■ **Records for processing**:
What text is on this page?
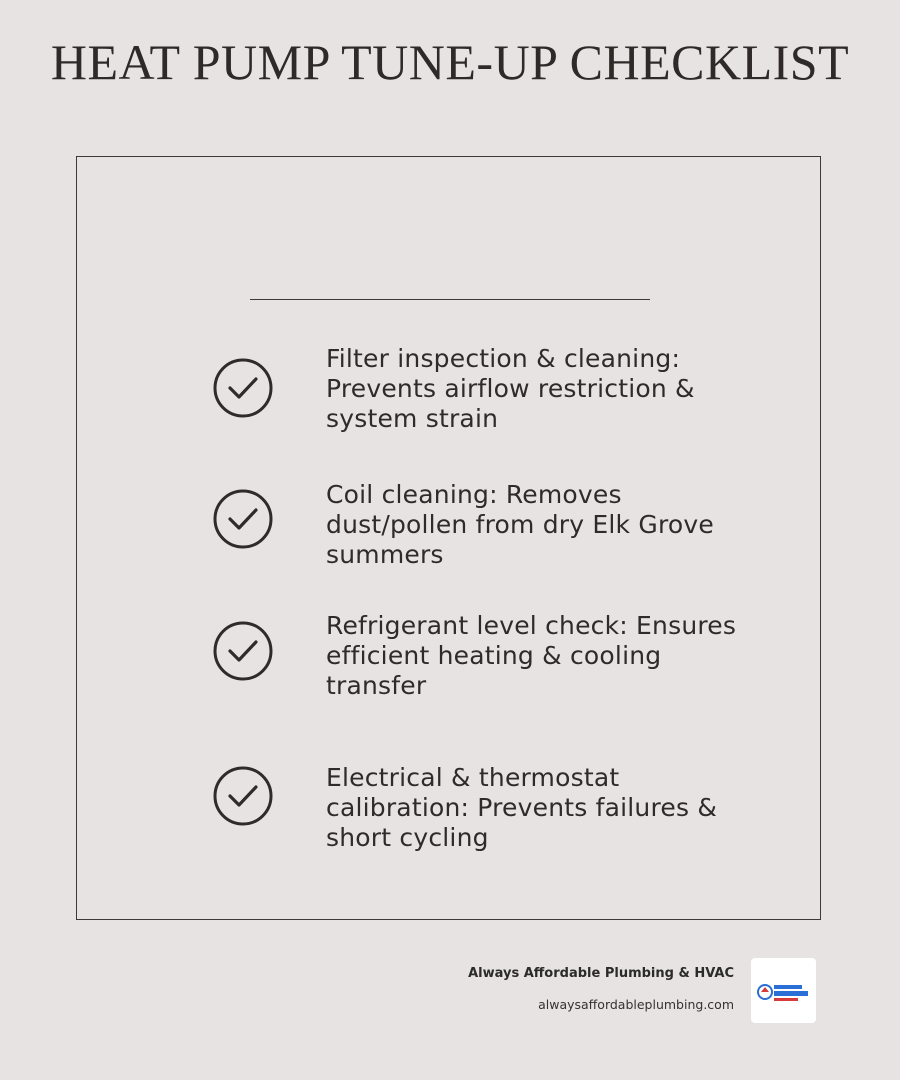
HEAT PUMP TUNE-UP CHECKLIST
Filter inspection & cleaning: Prevents airflow restriction & system strain
Coil cleaning: Removes dust/pollen from dry Elk Grove summers
Refrigerant level check: Ensures efficient heating & cooling transfer
Electrical & thermostat calibration: Prevents failures & short cycling
Always Affordable Plumbing & HVAC
alwaysaffordableplumbing.com
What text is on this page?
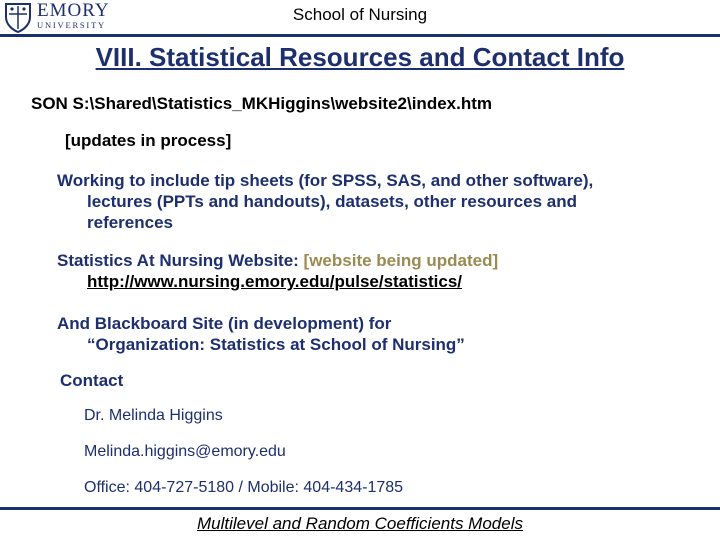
EMORY
UNIVERSITY
School of Nursing
VIII. Statistical Resources and Contact Info
SON S:\Shared\Statistics_MKHiggins\website2\index.htm
[updates in process]
Working to include tip sheets (for SPSS, SAS, and other software),
lectures (PPTs and handouts), datasets, other resources and
references
Statistics At Nursing Website: [website being updated]
http://www.nursing.emory.edu/pulse/statistics/
And Blackboard Site (in development) for
“Organization: Statistics at School of Nursing”
Contact
Dr. Melinda Higgins
Melinda.higgins@emory.edu
Office: 404-727-5180 / Mobile: 404-434-1785
Multilevel and Random Coefficients Models
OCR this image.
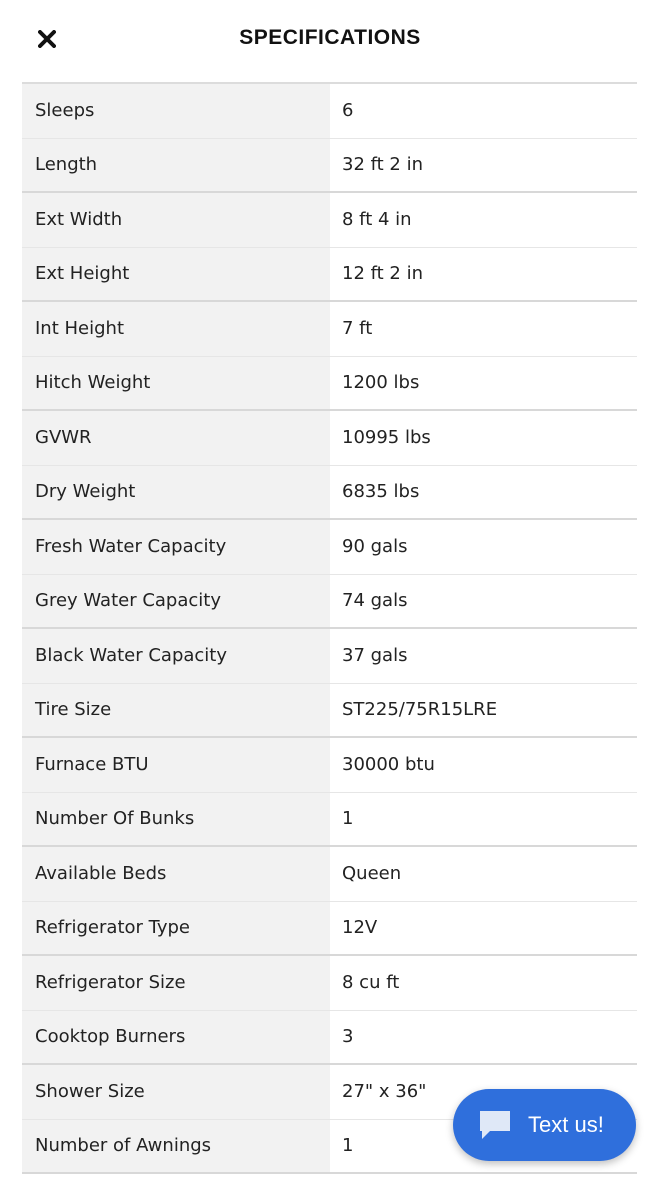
SPECIFICATIONS
Sleeps	6
Length	32 ft 2 in
Ext Width	8 ft 4 in
Ext Height	12 ft 2 in
Int Height	7 ft
Hitch Weight	1200 lbs
GVWR	10995 lbs
Dry Weight	6835 lbs
Fresh Water Capacity	90 gals
Grey Water Capacity	74 gals
Black Water Capacity	37 gals
Tire Size	ST225/75R15LRE
Furnace BTU	30000 btu
Number Of Bunks	1
Available Beds	Queen
Refrigerator Type	12V
Refrigerator Size	8 cu ft
Cooktop Burners	3
Shower Size	27" x 36"
Number of Awnings	1
Text us!
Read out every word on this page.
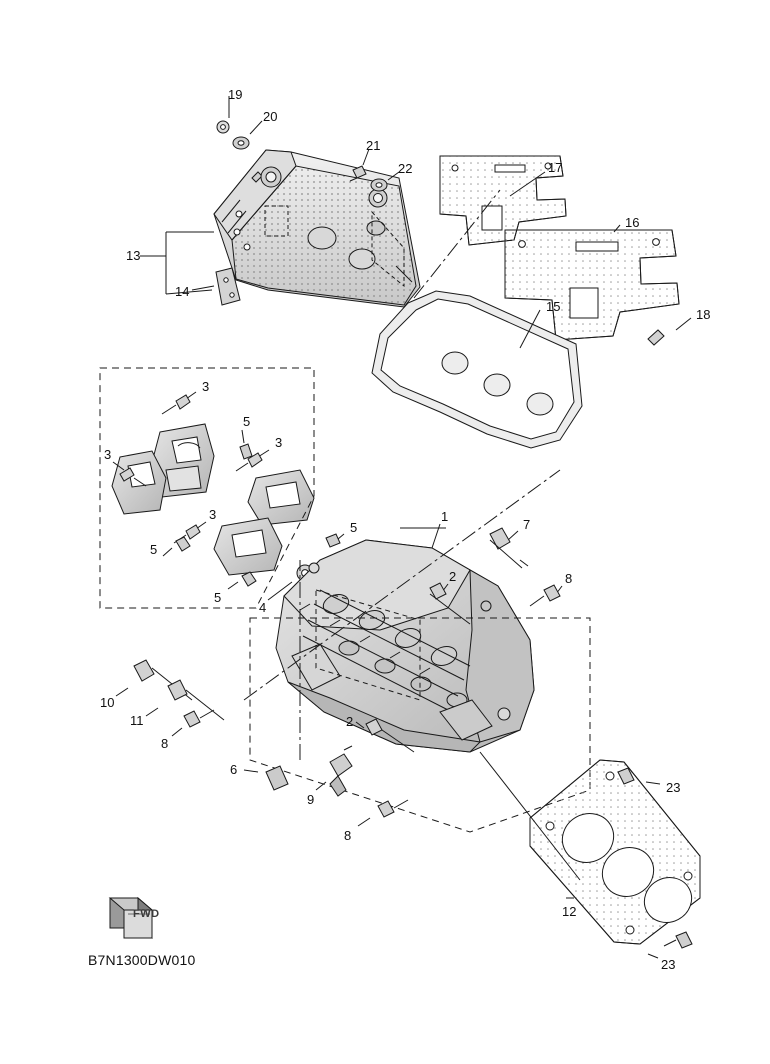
19
20
21
22	17
16
13
14
15
18
3
5
3
3
3	1
5	7
5
2	8
5
4
10
11	2
8
6
9
23
8
12
23
FWD
B7N1300DW010
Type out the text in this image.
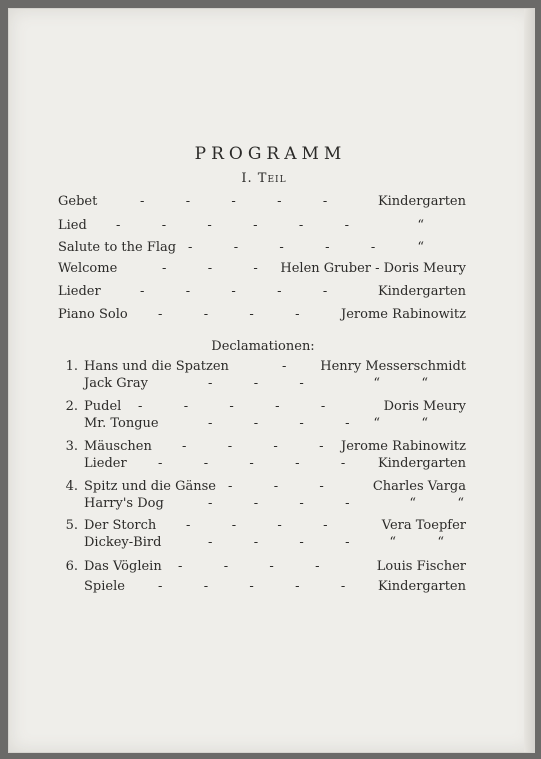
PROGRAMM
I. Teil
Gebet	-          -          -          -          -	Kindergarten
Lied -          -          -          -          -          -	“
Salute to the Flag -          -          -          -          -	“
Welcome	-          -          - Helen Gruber - Doris Meury
Lieder	-          -          -          -          -	Kindergarten
Piano Solo -          -          -          -	Jerome Rabinowitz
Declamationen:
1. Hans und die Spatzen	-	Henry Messerschmidt
Jack Gray	-          -          -	“          “
2. Pudel -          -          -          -          -	Doris Meury
Mr. Tongue	-          -          -          - “          “
3. Mäuschen -          -          -          - Jerome Rabinowitz
Lieder -          -          -          -          -	Kindergarten
4. Spitz und die Gänse -          -          -	Charles Varga
Harry's Dog	-          -          -          -	“          “
5. Der Storch -          -          -          -	Vera Toepfer
Dickey-Bird	-          -          -          -	“          “
6. Das Vöglein -          -          -          -	Louis Fischer
Spiele	-          -          -          -          -	Kindergarten
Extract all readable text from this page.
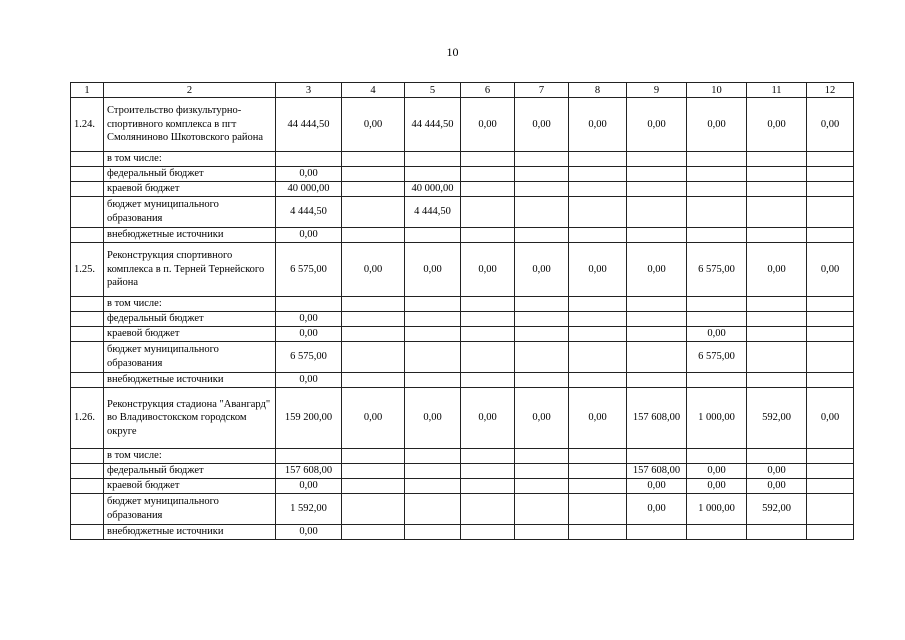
10
1	2	3	4	5	6	7	8	9	10	11	12
1.24.	Строительство физкультурно-спортивного комплекса в пгт Смоляниново Шкотовского района	44 444,50	0,00	44 444,50	0,00	0,00	0,00	0,00	0,00	0,00	0,00
	в том числе:										
	федеральный бюджет	0,00									
	краевой бюджет	40 000,00		40 000,00							
	бюджет муниципального образования	4 444,50		4 444,50							
	внебюджетные источники	0,00									
1.25.	Реконструкция спортивного комплекса в п. Терней Тернейского района	6 575,00	0,00	0,00	0,00	0,00	0,00	0,00	6 575,00	0,00	0,00
	в том числе:										
	федеральный бюджет	0,00									
	краевой бюджет	0,00							0,00		
	бюджет муниципального образования	6 575,00							6 575,00		
	внебюджетные источники	0,00									
1.26.	Реконструкция стадиона "Авангард" во Владивостокском городском округе	159 200,00	0,00	0,00	0,00	0,00	0,00	157 608,00	1 000,00	592,00	0,00
	в том числе:										
	федеральный бюджет	157 608,00						157 608,00	0,00	0,00	
	краевой бюджет	0,00						0,00	0,00	0,00	
	бюджет муниципального образования	1 592,00						0,00	1 000,00	592,00	
	внебюджетные источники	0,00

■ **What the task asks**: Repeat each entry exactly as it appears; skip any picture.

■ **Correct response**:
What text is on this page?
HEAT PUMP TUNE-UP CHECKLIST
Filter inspection & cleaning: Prevents airflow restriction & system strain
Coil cleaning: Removes dust/pollen from dry Elk Grove summers
Refrigerant level check: Ensures efficient heating & cooling transfer
Electrical & thermostat calibration: Prevents failures & short cycling
Always Affordable Plumbing & HVAC
alwaysaffordableplumbing.com
What text is on this page?
EMORY
UNIVERSITY
School of Nursing
VIII. Statistical Resources and Contact Info
SON S:\Shared\Statistics_MKHiggins\website2\index.htm
[updates in process]
Working to include tip sheets (for SPSS, SAS, and other software),
lectures (PPTs and handouts), datasets, other resources and
references
Statistics At Nursing Website: [website being updated]
http://www.nursing.emory.edu/pulse/statistics/
And Blackboard Site (in development) for
“Organization: Statistics at School of Nursing”
Contact
Dr. Melinda Higgins
Melinda.higgins@emory.edu
Office: 404-727-5180 / Mobile: 404-434-1785
Multilevel and Random Coefficients Models
OCR this image.
SPECIFICATIONS
Sleeps	6
Length	32 ft 2 in
Ext Width	8 ft 4 in
Ext Height	12 ft 2 in
Int Height	7 ft
Hitch Weight	1200 lbs
GVWR	10995 lbs
Dry Weight	6835 lbs
Fresh Water Capacity	90 gals
Grey Water Capacity	74 gals
Black Water Capacity	37 gals
Tire Size	ST225/75R15LRE
Furnace BTU	30000 btu
Number Of Bunks	1
Available Beds	Queen
Refrigerator Type	12V
Refrigerator Size	8 cu ft
Cooktop Burners	3
Shower Size	27" x 36"
Number of Awnings	1
Text us!
Read out every word on this page.
19
20
21
22	17
16
13
14
15
18
3
5
3
3
3	1
5	7
5
2	8
5
4
10
11	2
8
6
9
23
8
12
23
FWD
B7N1300DW010
Type out the text in this image.
PROGRAMM
I. Teil
Gebet	-          -          -          -          -	Kindergarten
Lied -          -          -          -          -          -	“
Salute to the Flag -          -          -          -          -	“
Welcome	-          -          - Helen Gruber - Doris Meury
Lieder	-          -          -          -          -	Kindergarten
Piano Solo -          -          -          -	Jerome Rabinowitz
Declamationen:
1. Hans und die Spatzen	-	Henry Messerschmidt
Jack Gray	-          -          -	“          “
2. Pudel -          -          -          -          -	Doris Meury
Mr. Tongue	-          -          -          - “          “
3. Mäuschen -          -          -          - Jerome Rabinowitz
Lieder -          -          -          -          -	Kindergarten
4. Spitz und die Gänse -          -          -	Charles Varga
Harry's Dog	-          -          -          -	“          “
5. Der Storch -          -          -          -	Vera Toepfer
Dickey-Bird	-          -          -          -	“          “
6. Das Vöglein -          -          -          -	Louis Fischer
Spiele	-          -          -          -          -	Kindergarten
Extract all readable text from this page.
10
1	2	3	4	5	6	7	8	9	10	11	12
1.24.	Строительство физкультурно-спортивного комплекса в пгт Смоляниново Шкотовского района	44 444,50	0,00	44 444,50	0,00	0,00	0,00	0,00	0,00	0,00	0,00
	в том числе:										
	федеральный бюджет	0,00									
	краевой бюджет	40 000,00		40 000,00							
	бюджет муниципального образования	4 444,50		4 444,50							
	внебюджетные источники	0,00									
1.25.	Реконструкция спортивного комплекса в п. Терней Тернейского района	6 575,00	0,00	0,00	0,00	0,00	0,00	0,00	6 575,00	0,00	0,00
	в том числе:										
	федеральный бюджет	0,00									
	краевой бюджет	0,00							0,00		
	бюджет муниципального образования	6 575,00							6 575,00		
	внебюджетные источники	0,00									
1.26.	Реконструкция стадиона "Авангард" во Владивостокском городском округе	159 200,00	0,00	0,00	0,00	0,00	0,00	157 608,00	1 000,00	592,00	0,00
	в том числе:										
	федеральный бюджет	157 608,00						157 608,00	0,00	0,00	
	краевой бюджет	0,00						0,00	0,00	0,00	
	бюджет муниципального образования	1 592,00						0,00	1 000,00	592,00	
	внебюджетные источники	0,00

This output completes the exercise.